» **Task details**: Set down the stretch of the mailing-list post on the pinning operator from "Frans Schneider fchschneider@REDACTED" through "list.  Very worrying!", word for word.

━━━ Passage given

New EEP draft: Pinning operator ^ in patterns

Frans Schneider fchschneider@REDACTED
Thu Jan 14 16:14:36 CET 2021


+1

So many good reasons were given not to introduce the pinning operator 
before in this list.  Very worrying!

Regards,

Frans

On 1/14/21 3:50 PM, A. G. Madi wrote:
> I completely agree with Nicolas. This makes me very nervous.
>
> On Thu, Jan 14, 2021 at 08:41 Nicolas Martyanoff <khaelin@REDACTED 
> <mailto:khaelin@REDACTED>> wrote:
>
>     On 2021-01-14 14:13, Richard Carlsson wrote:
>     > The way I planned it is:
>     >   1. Even from the start, pinning will always be allowed,
>     without requiring
>     > any flag to opt in. This does not tell you about existing uses of
>     > already-bound variables, but you can start using pinning right
>     away for
>     > readability and for avoiding bugs when refactoring. The compiler
>     will
>     > always tell you if a pinned variable doesn't exist, so you don't
>     > accidentally accept any value in that position.
>     >   2. You can enable warnings at your own pace in order to start
>     cleaning up
>     > your code.
>     >   3. In a following major release, the warnings will be on by
>     default, but
>     > you can disable them to compile old code.
>     >   4. In a distant future, it might become an error to not use ^
>     to mark
>     > already-bound variables.

━━━━━━
━━━ Raw data

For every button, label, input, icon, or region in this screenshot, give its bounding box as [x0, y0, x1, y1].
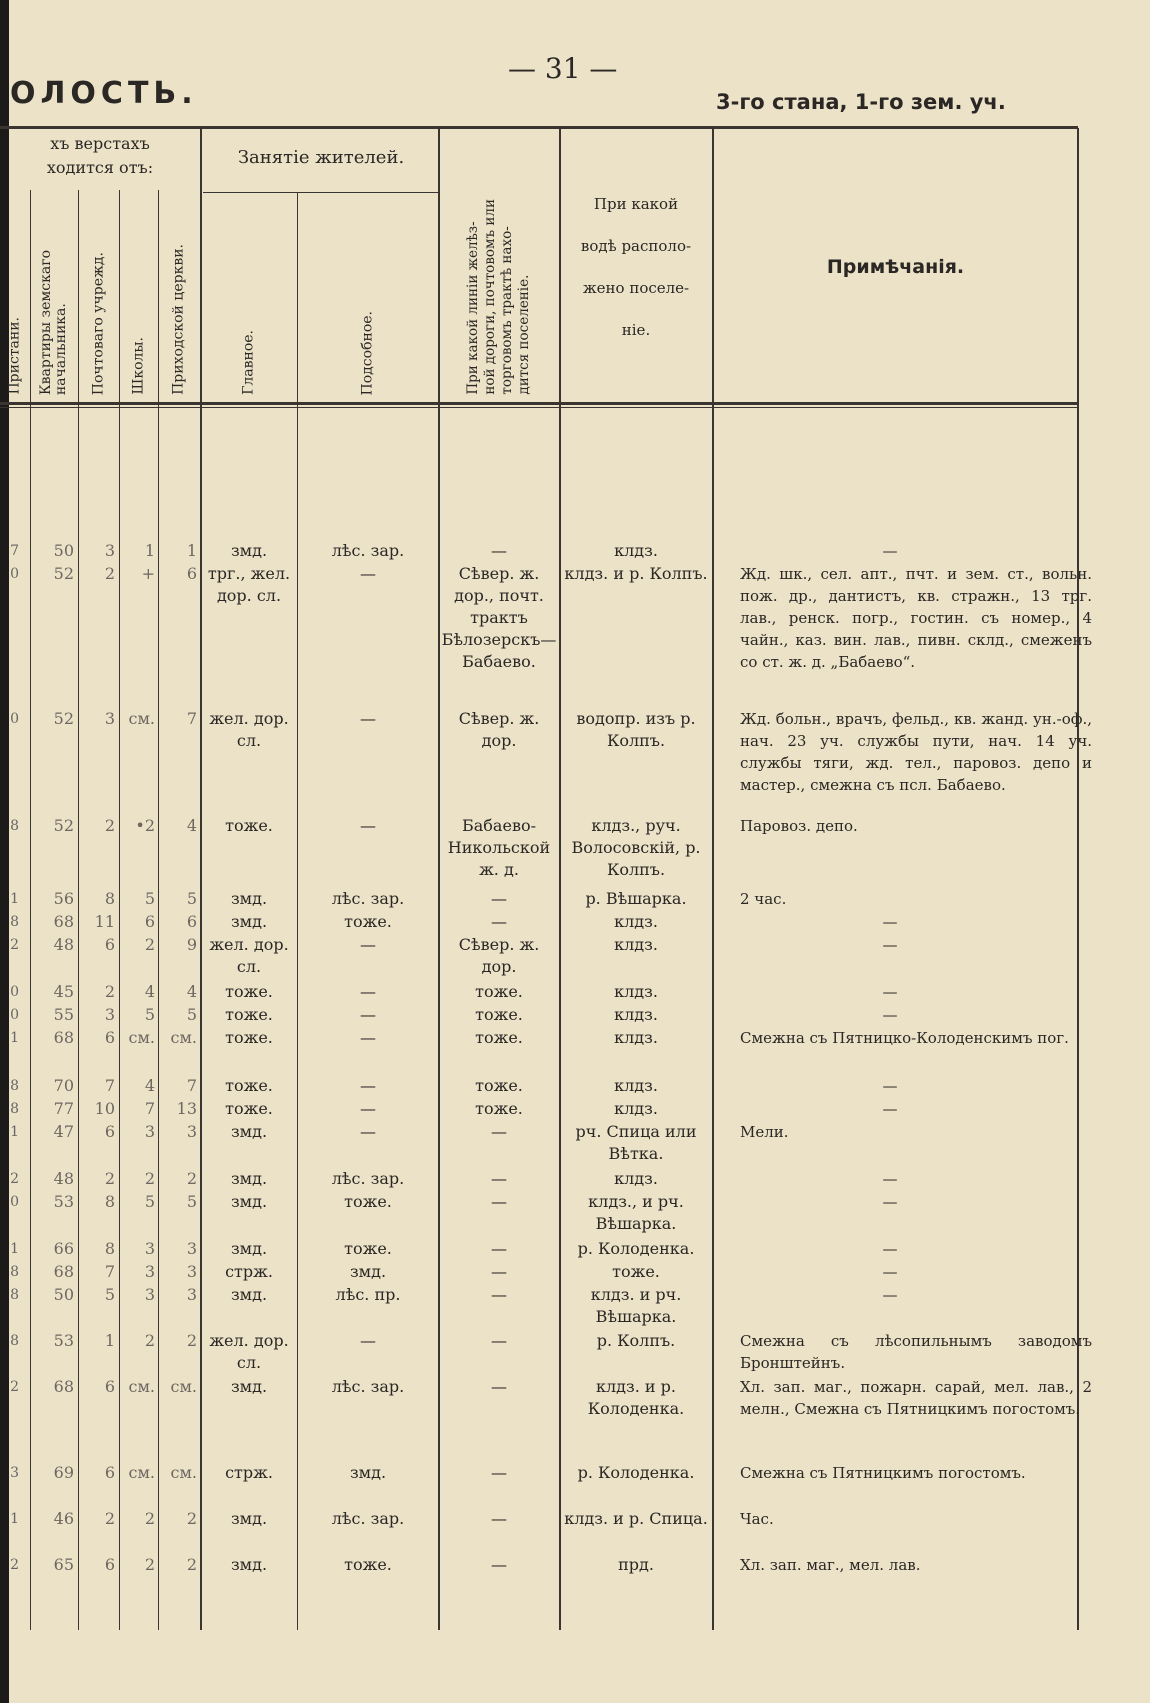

━━━━━━

» **Solution below**:
Frans Schneider fchschneider@REDACTED
Thu Jan 14 16:14:36 CET 2021


+1

So many good reasons were given not to introduce the pinning operator 
before in this list.  Very worrying!